TASK MATERIAL:
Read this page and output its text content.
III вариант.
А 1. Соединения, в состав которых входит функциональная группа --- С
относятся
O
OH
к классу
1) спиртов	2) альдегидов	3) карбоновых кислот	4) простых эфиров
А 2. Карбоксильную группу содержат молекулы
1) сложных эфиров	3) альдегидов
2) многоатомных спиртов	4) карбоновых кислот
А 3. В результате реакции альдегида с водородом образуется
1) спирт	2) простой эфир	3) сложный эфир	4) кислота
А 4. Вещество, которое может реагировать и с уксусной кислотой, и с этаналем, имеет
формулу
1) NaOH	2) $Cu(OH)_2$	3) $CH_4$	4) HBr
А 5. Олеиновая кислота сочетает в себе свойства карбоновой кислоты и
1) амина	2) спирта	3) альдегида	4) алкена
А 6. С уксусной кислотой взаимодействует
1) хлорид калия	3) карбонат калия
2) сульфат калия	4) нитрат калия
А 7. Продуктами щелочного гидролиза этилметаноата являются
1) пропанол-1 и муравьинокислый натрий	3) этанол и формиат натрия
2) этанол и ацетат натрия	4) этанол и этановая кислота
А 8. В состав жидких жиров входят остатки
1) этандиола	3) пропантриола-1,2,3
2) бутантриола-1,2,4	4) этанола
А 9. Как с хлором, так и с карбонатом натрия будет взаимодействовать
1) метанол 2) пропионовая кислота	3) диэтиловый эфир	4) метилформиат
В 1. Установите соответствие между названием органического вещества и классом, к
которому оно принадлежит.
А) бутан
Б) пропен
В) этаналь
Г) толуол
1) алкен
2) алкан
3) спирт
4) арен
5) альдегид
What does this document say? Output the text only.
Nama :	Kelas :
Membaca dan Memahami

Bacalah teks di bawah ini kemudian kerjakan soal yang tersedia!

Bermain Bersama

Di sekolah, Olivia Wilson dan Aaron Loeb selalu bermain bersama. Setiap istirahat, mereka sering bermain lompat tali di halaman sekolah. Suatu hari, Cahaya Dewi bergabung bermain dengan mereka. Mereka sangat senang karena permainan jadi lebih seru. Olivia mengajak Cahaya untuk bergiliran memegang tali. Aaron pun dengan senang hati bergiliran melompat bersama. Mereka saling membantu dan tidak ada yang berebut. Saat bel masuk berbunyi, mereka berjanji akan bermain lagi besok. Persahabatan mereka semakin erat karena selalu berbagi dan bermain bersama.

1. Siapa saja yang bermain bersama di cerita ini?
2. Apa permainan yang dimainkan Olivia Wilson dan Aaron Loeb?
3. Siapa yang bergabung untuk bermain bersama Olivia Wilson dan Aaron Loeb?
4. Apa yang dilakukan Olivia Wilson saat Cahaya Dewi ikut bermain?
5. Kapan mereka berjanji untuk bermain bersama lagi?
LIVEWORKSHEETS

PROBLEM REQUIREMENTS: In the entries above, find each line with the string "text" and copy it.

ANSWER:
Read this page and output its text content.
What does this document say? Output the text only.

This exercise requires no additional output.